Data provided —
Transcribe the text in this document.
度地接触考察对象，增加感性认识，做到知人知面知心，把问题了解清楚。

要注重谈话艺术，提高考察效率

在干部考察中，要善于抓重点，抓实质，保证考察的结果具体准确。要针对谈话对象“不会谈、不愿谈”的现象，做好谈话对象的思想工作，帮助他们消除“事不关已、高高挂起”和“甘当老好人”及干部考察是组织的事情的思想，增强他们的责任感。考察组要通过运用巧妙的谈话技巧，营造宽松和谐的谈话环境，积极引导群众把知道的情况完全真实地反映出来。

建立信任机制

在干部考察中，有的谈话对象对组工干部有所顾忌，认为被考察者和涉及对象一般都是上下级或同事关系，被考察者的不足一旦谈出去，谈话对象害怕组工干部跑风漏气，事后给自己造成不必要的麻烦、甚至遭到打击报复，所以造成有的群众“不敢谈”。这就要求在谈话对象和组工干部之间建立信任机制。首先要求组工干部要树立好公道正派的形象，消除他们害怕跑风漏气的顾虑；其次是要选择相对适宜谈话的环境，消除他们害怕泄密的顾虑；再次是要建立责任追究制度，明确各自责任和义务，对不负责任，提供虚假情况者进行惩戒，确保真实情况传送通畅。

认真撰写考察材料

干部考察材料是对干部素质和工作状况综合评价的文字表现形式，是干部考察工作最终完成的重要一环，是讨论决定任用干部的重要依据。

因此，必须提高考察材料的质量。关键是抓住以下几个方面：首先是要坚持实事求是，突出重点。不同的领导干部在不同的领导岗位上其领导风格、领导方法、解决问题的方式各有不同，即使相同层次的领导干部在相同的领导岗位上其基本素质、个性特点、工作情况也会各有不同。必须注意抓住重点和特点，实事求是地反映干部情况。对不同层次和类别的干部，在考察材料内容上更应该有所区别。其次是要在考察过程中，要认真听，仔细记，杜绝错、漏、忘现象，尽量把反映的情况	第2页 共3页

---

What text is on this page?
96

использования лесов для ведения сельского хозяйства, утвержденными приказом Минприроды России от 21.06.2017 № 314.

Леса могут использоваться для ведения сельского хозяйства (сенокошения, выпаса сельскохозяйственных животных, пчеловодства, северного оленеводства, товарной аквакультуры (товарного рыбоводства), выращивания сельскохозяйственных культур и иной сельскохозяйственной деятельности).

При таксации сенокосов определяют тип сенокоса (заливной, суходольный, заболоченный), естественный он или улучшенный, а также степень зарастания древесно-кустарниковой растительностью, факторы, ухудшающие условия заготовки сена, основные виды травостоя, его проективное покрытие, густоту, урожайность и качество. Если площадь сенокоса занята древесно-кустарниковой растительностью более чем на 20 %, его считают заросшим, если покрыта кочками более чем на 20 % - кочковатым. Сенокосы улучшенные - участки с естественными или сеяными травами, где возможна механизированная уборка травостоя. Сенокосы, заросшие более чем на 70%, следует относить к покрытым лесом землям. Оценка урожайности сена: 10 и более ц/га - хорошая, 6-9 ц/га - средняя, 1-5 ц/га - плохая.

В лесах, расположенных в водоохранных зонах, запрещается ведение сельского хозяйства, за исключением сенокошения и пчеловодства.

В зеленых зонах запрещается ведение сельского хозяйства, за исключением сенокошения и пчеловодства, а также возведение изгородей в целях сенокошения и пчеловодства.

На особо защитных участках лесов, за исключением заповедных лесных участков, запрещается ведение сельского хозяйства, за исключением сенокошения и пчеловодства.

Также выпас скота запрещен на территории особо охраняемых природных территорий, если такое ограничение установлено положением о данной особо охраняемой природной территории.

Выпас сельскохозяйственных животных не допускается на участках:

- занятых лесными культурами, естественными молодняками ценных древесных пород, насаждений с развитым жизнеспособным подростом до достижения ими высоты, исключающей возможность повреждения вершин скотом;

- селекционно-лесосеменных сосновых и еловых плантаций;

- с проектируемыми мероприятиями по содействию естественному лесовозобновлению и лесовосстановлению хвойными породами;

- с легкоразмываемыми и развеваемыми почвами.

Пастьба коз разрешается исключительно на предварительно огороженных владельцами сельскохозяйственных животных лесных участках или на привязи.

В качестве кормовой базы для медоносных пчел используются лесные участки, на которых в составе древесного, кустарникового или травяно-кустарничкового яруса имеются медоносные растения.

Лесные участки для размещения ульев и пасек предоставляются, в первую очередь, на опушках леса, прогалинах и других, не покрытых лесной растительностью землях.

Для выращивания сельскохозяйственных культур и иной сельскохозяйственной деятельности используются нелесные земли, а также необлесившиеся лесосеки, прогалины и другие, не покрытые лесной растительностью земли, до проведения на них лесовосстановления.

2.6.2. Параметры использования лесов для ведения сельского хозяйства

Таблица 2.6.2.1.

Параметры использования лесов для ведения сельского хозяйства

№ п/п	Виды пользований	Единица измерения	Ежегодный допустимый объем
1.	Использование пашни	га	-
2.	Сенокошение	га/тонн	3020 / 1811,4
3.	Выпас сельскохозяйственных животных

Problem details —
Return each full line of the entries that contains the word "text".

Exercise solution —
Transcribe the text in this document.
What text is on this page?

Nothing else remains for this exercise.